■ **Problem requirements**:
The complete listing should be restated exactly.

■ **Given records**:

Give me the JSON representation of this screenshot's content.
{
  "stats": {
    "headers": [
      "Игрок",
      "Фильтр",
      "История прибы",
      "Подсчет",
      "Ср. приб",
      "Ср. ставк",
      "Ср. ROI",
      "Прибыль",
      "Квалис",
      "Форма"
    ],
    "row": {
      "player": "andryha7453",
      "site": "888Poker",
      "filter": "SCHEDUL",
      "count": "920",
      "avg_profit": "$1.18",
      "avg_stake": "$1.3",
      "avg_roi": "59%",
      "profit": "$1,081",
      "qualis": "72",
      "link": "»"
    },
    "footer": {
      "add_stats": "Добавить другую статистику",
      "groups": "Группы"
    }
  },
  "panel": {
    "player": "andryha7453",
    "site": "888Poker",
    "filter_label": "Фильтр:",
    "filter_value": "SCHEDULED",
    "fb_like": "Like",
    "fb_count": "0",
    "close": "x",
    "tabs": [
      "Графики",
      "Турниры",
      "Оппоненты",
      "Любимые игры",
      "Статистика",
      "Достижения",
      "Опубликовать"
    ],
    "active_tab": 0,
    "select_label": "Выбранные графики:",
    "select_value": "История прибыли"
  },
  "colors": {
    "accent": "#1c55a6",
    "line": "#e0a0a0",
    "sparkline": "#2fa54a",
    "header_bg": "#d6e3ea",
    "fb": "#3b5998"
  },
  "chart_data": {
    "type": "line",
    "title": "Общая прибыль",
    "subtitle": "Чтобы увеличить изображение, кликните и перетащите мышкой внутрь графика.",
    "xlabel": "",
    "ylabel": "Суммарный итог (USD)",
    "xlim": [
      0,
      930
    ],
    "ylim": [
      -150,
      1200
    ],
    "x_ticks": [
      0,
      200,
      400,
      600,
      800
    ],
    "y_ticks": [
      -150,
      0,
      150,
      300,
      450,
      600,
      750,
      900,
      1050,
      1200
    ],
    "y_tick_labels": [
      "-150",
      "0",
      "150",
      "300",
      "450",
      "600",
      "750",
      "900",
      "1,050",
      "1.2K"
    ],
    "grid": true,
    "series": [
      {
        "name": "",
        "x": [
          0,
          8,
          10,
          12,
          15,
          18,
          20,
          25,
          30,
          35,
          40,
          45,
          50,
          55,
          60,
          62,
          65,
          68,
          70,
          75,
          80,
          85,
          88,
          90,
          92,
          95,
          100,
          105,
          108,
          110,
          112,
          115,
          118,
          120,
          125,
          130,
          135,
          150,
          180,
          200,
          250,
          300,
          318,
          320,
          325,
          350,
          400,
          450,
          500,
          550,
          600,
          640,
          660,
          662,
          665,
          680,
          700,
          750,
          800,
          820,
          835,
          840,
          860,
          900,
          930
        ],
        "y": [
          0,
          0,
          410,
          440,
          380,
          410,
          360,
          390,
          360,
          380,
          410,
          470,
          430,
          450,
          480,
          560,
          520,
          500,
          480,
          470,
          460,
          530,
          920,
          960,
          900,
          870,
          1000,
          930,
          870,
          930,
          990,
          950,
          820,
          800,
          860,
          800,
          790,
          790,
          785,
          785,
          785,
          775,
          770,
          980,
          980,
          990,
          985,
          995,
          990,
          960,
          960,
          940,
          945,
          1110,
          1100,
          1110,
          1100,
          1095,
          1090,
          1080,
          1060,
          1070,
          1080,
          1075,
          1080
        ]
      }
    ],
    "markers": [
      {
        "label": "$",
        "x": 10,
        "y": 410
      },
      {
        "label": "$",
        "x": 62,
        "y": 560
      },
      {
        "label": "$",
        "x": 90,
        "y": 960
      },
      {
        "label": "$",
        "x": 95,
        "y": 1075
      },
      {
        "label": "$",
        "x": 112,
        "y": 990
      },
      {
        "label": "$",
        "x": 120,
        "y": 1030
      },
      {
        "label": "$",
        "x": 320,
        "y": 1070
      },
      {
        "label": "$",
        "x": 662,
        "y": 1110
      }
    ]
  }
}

■ **Answer to the problem**:
Give me the JSON representation of this screenshot's content.
{
  "stats": {
    "headers": [
      "Игрок",
      "Фильтр",
      "История прибы",
      "Подсчет",
      "Ср. приб",
      "Ср. ставк",
      "Ср. ROI",
      "Прибыль",
      "Квалис",
      "Форма"
    ],
    "row": {
      "player": "andryha7453",
      "site": "888Poker",
      "filter": "SCHEDUL",
      "count": "920",
      "avg_profit": "$1.18",
      "avg_stake": "$1.3",
      "avg_roi": "59%",
      "profit": "$1,081",
      "qualis": "72",
      "link": "»"
    },
    "footer": {
      "add_stats": "Добавить другую статистику",
      "groups": "Группы"
    }
  },
  "panel": {
    "player": "andryha7453",
    "site": "888Poker",
    "filter_label": "Фильтр:",
    "filter_value": "SCHEDULED",
    "fb_like": "Like",
    "fb_count": "0",
    "close": "x",
    "tabs": [
      "Графики",
      "Турниры",
      "Оппоненты",
      "Любимые игры",
      "Статистика",
      "Достижения",
      "Опубликовать"
    ],
    "active_tab": 0,
    "select_label": "Выбранные графики:",
    "select_value": "История прибыли"
  },
  "colors": {
    "accent": "#1c55a6",
    "line": "#e0a0a0",
    "sparkline": "#2fa54a",
    "header_bg": "#d6e3ea",
    "fb": "#3b5998"
  },
  "chart_data": {
    "type": "line",
    "title": "Общая прибыль",
    "subtitle": "Чтобы увеличить изображение, кликните и перетащите мышкой внутрь графика.",
    "xlabel": "",
    "ylabel": "Суммарный итог (USD)",
    "xlim": [
      0,
      930
    ],
    "ylim": [
      -150,
      1200
    ],
    "x_ticks": [
      0,
      200,
      400,
      600,
      800
    ],
    "y_ticks": [
      -150,
      0,
      150,
      300,
      450,
      600,
      750,
      900,
      1050,
      1200
    ],
    "y_tick_labels": [
      "-150",
      "0",
      "150",
      "300",
      "450",
      "600",
      "750",
      "900",
      "1,050",
      "1.2K"
    ],
    "grid": true,
    "series": [
      {
        "name": "",
        "x": [
          0,
          8,
          10,
          12,
          15,
          18,
          20,
          25,
          30,
          35,
          40,
          45,
          50,
          55,
          60,
          62,
          65,
          68,
          70,
          75,
          80,
          85,
          88,
          90,
          92,
          95,
          100,
          105,
          108,
          110,
          112,
          115,
          118,
          120,
          125,
          130,
          135,
          150,
          180,
          200,
          250,
          300,
          318,
          320,
          325,
          350,
          400,
          450,
          500,
          550,
          600,
          640,
          660,
          662,
          665,
          680,
          700,
          750,
          800,
          820,
          835,
          840,
          860,
          900,
          930
        ],
        "y": [
          0,
          0,
          410,
          440,
          380,
          410,
          360,
          390,
          360,
          380,
          410,
          470,
          430,
          450,
          480,
          560,
          520,
          500,
          480,
          470,
          460,
          530,
          920,
          960,
          900,
          870,
          1000,
          930,
          870,
          930,
          990,
          950,
          820,
          800,
          860,
          800,
          790,
          790,
          785,
          785,
          785,
          775,
          770,
          980,
          980,
          990,
          985,
          995,
          990,
          960,
          960,
          940,
          945,
          1110,
          1100,
          1110,
          1100,
          1095,
          1090,
          1080,
          1060,
          1070,
          1080,
          1075,
          1080
        ]
      }
    ],
    "markers": [
      {
        "label": "$",
        "x": 10,
        "y": 410
      },
      {
        "label": "$",
        "x": 62,
        "y": 560
      },
      {
        "label": "$",
        "x": 90,
        "y": 960
      },
      {
        "label": "$",
        "x": 95,
        "y": 1075
      },
      {
        "label": "$",
        "x": 112,
        "y": 990
      },
      {
        "label": "$",
        "x": 120,
        "y": 1030
      },
      {
        "label": "$",
        "x": 320,
        "y": 1070
      },
      {
        "label": "$",
        "x": 662,
        "y": 1110
      }
    ]
  }
}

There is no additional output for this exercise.